%%
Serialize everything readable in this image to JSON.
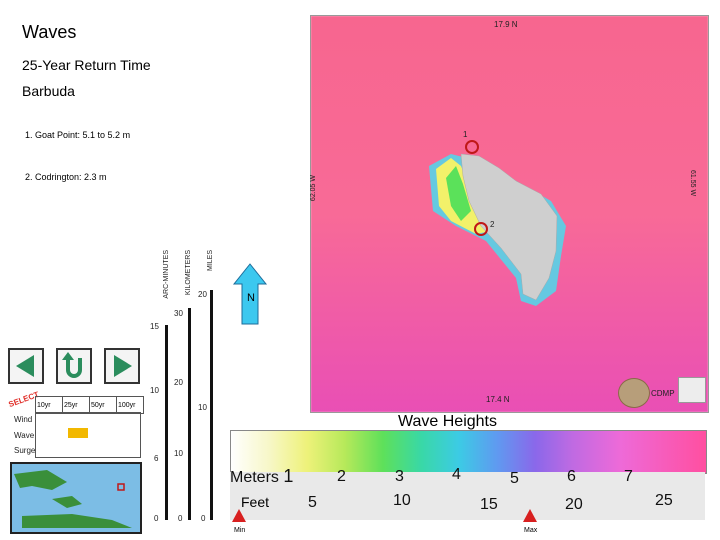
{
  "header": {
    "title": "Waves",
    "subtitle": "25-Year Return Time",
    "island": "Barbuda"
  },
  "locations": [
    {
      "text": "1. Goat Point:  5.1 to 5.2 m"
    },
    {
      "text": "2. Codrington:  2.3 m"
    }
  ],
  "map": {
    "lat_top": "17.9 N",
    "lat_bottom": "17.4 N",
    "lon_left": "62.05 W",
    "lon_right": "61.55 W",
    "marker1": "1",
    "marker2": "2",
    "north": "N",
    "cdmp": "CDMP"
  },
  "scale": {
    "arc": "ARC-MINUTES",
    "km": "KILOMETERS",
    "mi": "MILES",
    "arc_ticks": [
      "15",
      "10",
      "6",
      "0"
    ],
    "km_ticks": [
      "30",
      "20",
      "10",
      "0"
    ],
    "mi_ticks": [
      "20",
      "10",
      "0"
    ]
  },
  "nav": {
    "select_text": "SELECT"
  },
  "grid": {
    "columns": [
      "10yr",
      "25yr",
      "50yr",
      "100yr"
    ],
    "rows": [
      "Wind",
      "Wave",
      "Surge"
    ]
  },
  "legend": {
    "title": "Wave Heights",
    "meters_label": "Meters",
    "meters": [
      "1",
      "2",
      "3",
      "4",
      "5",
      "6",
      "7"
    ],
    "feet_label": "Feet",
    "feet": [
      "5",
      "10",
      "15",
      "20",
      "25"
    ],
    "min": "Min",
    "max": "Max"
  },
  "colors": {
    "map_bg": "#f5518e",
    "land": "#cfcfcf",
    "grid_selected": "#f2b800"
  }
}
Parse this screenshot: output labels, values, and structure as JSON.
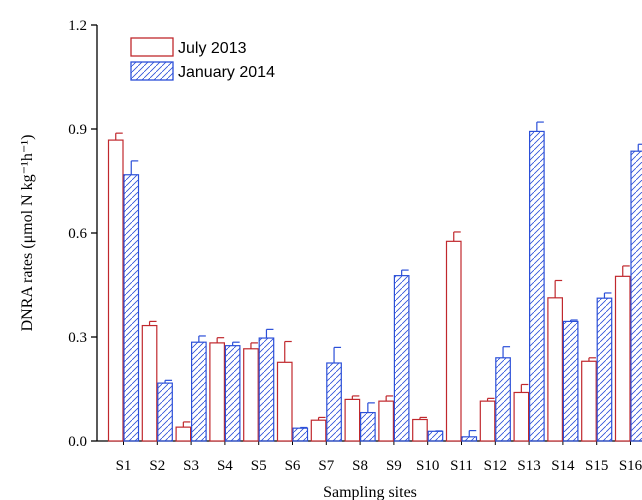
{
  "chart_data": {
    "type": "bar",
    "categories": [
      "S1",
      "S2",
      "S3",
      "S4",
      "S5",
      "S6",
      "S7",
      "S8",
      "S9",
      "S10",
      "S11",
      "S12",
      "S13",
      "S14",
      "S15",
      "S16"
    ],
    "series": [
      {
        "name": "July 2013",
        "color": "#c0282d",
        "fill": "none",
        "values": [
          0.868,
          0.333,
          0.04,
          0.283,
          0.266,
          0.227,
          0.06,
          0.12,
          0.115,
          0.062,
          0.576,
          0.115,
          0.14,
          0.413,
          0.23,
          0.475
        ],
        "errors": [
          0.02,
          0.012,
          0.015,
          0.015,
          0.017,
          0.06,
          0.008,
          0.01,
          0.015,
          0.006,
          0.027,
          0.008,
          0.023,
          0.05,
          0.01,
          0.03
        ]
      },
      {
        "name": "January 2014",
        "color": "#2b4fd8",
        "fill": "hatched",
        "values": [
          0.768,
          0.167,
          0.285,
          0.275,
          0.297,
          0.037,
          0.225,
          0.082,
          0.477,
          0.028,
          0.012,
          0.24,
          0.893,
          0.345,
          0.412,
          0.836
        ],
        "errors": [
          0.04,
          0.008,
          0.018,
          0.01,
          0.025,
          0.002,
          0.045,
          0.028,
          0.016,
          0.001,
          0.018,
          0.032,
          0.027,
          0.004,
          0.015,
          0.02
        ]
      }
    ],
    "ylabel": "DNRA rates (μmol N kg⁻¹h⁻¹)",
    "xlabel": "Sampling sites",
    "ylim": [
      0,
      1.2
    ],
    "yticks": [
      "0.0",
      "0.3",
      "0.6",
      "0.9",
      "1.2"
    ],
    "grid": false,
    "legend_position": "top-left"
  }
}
%%
%%
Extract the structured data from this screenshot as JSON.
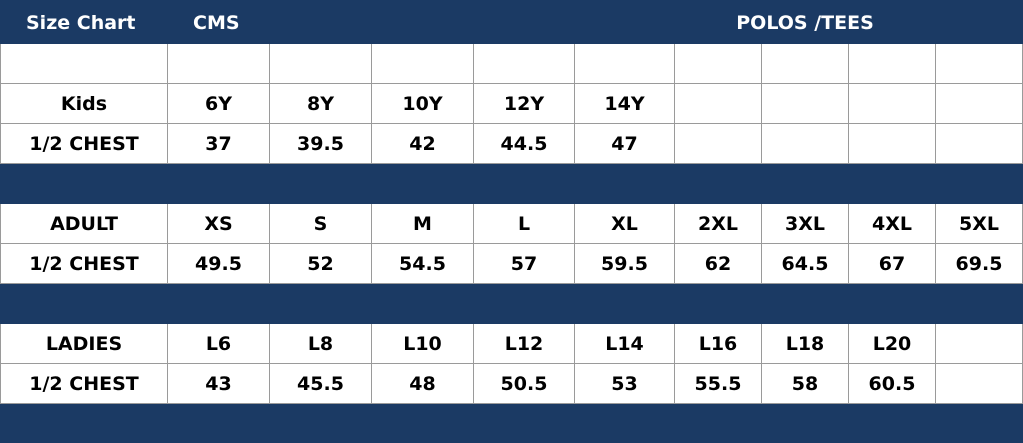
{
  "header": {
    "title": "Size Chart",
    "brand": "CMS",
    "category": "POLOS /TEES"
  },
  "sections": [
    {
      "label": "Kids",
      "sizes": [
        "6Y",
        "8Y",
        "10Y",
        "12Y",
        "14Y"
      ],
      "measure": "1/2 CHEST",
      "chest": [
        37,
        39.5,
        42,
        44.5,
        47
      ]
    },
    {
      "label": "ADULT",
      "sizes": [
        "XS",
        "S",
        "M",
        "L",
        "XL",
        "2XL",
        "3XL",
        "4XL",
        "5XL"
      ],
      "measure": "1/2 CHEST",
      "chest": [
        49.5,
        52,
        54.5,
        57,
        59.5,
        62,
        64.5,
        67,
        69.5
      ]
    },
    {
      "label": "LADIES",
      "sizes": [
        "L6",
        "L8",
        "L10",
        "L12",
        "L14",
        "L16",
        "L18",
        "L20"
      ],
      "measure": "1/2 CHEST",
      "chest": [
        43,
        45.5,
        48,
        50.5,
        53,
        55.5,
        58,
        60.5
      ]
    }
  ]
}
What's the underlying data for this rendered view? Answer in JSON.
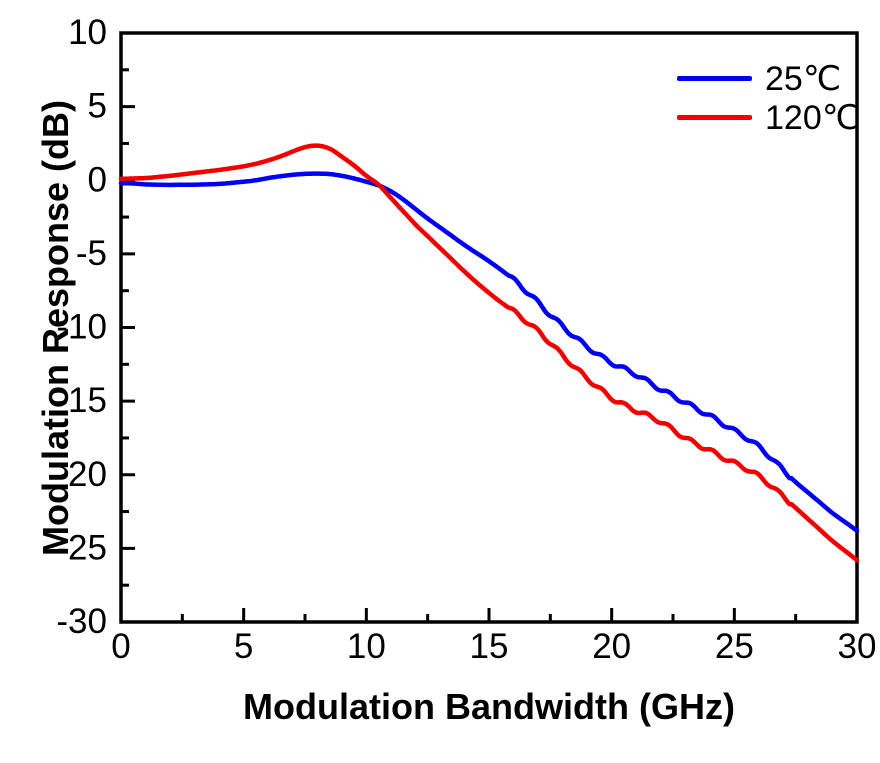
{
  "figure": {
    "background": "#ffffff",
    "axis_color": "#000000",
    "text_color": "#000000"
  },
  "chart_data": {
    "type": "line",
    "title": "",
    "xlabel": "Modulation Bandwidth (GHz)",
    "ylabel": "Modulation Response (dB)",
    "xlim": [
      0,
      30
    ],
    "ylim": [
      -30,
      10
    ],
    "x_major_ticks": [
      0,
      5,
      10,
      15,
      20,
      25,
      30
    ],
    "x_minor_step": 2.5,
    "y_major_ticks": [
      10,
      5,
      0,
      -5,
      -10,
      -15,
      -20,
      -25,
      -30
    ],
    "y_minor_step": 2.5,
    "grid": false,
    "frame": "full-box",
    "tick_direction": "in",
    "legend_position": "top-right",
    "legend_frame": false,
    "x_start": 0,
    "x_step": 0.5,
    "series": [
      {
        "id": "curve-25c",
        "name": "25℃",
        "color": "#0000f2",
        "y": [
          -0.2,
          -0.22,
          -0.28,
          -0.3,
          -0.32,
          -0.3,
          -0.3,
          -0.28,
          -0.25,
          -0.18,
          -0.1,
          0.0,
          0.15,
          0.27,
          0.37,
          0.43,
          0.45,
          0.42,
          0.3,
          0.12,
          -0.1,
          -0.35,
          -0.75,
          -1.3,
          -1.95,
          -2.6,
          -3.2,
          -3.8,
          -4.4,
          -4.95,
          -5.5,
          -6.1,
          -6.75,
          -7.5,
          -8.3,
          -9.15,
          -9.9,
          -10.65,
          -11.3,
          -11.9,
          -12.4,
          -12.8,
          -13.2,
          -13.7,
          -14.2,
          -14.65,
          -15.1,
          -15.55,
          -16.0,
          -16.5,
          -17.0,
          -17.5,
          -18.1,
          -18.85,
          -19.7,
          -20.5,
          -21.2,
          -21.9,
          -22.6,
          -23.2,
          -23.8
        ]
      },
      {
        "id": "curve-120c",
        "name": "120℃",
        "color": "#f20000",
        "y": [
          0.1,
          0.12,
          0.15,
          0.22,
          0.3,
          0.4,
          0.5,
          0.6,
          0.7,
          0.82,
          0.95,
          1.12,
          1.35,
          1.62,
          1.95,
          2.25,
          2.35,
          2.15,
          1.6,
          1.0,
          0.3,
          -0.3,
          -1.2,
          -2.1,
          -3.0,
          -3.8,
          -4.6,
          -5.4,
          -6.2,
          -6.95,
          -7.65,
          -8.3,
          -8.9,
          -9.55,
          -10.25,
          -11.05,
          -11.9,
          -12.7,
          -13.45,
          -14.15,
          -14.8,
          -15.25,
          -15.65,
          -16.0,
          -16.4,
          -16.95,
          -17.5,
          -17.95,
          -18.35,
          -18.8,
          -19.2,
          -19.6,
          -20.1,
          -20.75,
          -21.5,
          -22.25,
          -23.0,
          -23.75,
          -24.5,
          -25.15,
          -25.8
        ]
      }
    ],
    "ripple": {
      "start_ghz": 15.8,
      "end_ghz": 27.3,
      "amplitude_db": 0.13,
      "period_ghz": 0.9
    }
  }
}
%%
AIM OF THE TASK → In the listing above, find each line with the word "JSON" and copy it.

TASK SOLUTION →
Serialize everything readable in this image to JSON.
Parse this screenshot: output labels, values, and structure as JSON.
Extract the structured data from this screenshot as JSON.
What's the underlying data for this rendered view? Answer in JSON.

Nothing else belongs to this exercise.